GOAL: Collect every line that includes the string "placeholder".

DATASET RECORDS:
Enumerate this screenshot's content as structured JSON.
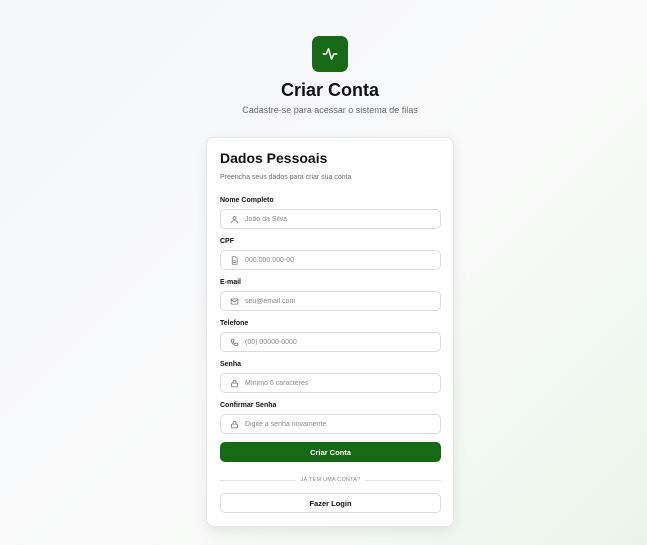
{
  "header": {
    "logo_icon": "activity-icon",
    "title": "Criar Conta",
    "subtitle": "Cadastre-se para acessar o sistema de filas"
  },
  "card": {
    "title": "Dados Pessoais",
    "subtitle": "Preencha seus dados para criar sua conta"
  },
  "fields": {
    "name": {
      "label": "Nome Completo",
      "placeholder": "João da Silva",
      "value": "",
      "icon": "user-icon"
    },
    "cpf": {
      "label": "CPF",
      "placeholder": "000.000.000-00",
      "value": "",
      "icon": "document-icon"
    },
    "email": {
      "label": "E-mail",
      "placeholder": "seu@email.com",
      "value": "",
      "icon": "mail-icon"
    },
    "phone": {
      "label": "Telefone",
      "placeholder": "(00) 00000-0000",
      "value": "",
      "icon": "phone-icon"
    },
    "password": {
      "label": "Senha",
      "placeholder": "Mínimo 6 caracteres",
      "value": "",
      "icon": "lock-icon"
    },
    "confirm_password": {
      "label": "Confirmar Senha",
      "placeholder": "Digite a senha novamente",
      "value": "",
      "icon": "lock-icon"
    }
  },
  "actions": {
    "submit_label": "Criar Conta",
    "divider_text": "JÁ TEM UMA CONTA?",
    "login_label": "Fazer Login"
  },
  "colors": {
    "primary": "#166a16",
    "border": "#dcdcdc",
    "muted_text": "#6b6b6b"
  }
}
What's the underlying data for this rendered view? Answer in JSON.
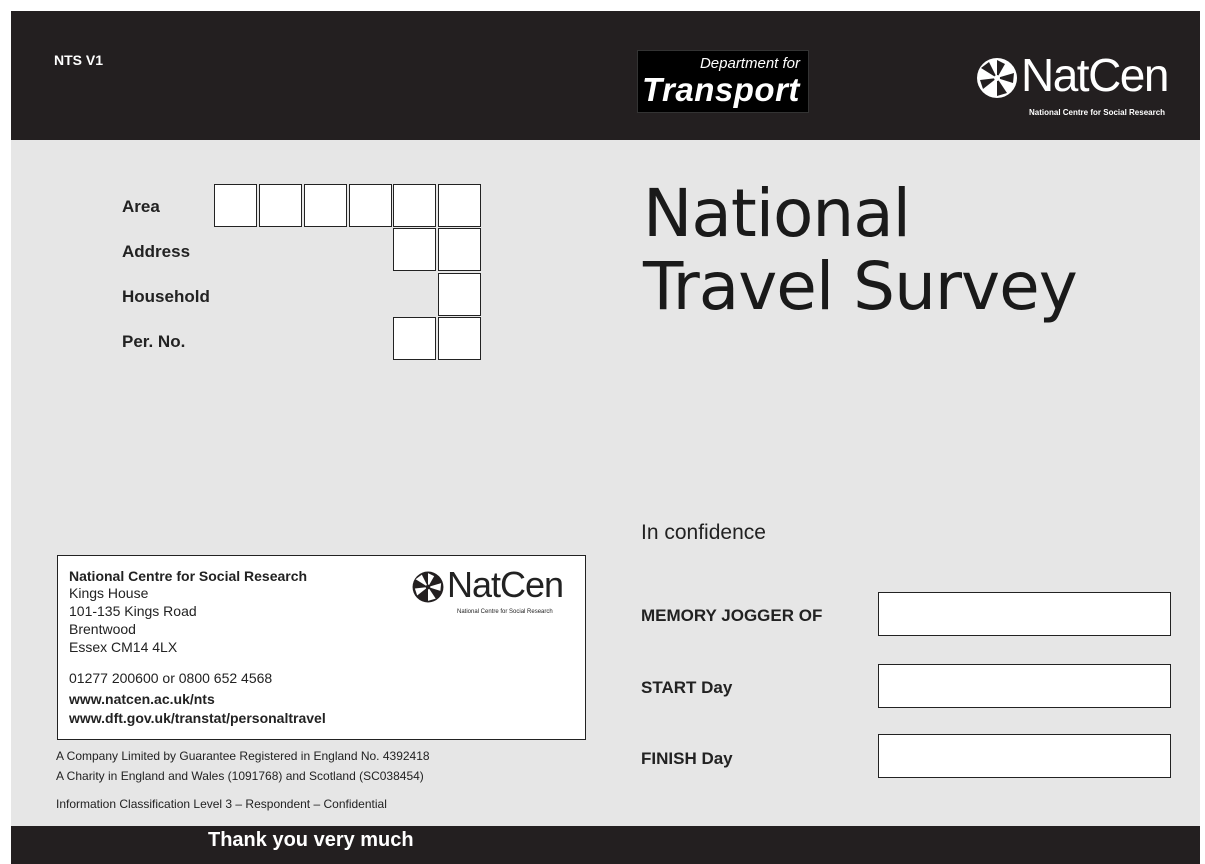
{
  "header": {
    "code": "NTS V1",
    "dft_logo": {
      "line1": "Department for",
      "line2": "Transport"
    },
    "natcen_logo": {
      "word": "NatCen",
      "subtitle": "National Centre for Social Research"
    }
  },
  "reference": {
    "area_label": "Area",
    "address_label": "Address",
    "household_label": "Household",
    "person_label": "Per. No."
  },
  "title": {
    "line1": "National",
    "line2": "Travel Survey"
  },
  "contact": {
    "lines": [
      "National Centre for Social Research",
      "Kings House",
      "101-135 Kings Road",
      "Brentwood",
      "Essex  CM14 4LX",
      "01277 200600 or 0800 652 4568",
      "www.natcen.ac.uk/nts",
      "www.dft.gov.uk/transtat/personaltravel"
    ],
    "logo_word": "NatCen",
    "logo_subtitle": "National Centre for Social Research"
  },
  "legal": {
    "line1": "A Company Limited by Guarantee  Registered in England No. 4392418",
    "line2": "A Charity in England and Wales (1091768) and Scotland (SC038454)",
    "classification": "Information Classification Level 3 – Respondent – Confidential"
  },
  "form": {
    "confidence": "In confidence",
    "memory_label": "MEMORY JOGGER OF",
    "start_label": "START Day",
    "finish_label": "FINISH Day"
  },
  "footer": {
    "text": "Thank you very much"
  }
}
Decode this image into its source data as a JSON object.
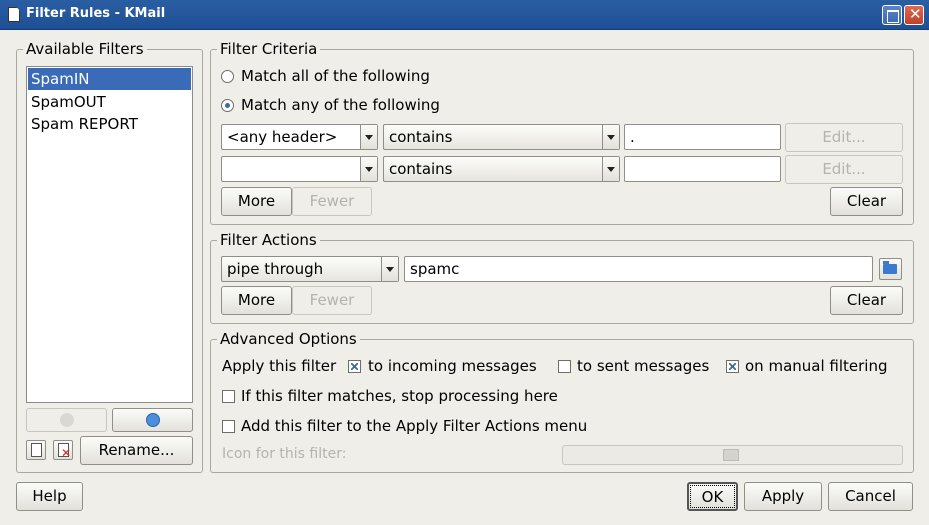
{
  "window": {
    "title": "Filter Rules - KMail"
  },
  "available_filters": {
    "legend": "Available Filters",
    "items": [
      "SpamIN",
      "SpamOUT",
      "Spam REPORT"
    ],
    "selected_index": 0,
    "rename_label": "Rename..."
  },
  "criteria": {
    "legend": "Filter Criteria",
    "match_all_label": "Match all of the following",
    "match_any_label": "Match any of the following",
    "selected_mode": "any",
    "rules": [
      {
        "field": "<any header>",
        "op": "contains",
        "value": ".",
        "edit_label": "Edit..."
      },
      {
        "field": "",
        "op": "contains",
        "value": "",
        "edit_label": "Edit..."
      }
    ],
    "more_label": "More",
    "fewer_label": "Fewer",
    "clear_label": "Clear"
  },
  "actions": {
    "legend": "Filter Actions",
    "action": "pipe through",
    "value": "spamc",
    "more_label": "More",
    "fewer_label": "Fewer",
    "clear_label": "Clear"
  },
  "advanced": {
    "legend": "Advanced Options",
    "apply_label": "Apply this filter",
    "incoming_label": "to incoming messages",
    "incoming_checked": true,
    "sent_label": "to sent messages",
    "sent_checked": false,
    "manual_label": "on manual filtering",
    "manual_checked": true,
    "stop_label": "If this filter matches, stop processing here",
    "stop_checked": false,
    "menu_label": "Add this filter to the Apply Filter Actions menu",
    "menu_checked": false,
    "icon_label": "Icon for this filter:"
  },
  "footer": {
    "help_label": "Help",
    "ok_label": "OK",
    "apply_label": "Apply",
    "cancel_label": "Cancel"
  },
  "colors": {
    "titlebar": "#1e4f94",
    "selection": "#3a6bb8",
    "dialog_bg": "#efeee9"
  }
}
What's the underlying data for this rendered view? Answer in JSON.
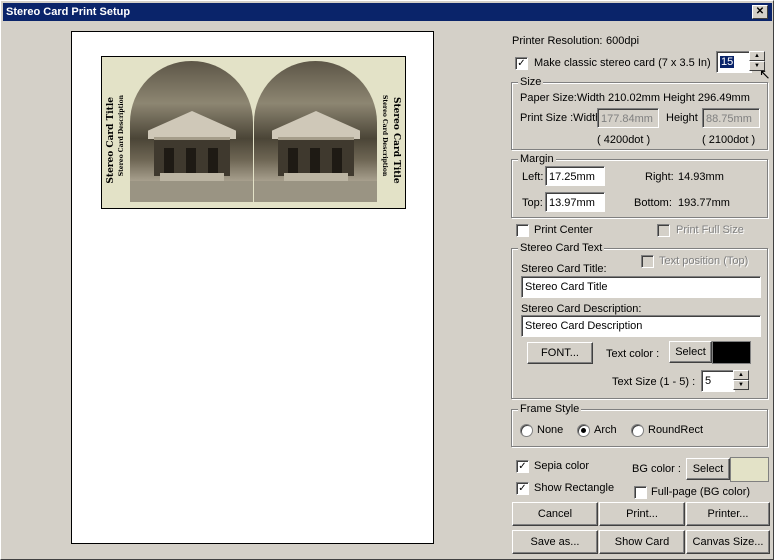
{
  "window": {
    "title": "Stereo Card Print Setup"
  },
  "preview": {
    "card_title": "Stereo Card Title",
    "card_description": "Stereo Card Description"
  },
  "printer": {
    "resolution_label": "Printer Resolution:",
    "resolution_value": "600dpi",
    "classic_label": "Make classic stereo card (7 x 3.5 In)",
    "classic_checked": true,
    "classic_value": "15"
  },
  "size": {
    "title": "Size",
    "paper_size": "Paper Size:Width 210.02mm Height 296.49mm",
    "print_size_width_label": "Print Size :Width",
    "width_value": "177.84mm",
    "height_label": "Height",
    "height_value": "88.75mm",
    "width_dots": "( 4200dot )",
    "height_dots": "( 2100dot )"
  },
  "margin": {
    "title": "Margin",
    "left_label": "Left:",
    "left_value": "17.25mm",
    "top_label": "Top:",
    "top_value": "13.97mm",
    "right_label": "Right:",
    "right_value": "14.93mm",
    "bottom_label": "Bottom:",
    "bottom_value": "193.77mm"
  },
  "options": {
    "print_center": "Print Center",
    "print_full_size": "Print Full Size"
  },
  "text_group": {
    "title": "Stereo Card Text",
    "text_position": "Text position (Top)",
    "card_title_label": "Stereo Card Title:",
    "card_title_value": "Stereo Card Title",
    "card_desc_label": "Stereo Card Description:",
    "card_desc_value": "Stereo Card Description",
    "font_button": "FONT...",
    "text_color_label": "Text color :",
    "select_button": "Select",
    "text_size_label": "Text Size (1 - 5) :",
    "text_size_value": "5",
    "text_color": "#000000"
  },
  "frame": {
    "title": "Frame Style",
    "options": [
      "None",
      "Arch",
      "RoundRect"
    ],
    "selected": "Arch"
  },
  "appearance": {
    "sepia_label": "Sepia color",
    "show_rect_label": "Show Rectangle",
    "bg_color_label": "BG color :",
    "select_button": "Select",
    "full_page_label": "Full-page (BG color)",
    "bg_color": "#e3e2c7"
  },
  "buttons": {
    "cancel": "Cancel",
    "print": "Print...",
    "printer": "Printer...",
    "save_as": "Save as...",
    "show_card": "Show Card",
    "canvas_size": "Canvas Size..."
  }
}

RESULT FOR THIS TASK:
      "placeholder": "João da Silva",
      "placeholder": "000.000.000-00",
      "placeholder": "seu@email.com",
      "placeholder": "(00) 00000-0000",
      "placeholder": "Mínimo 6 caracteres",
      "placeholder": "Digite a senha novamente",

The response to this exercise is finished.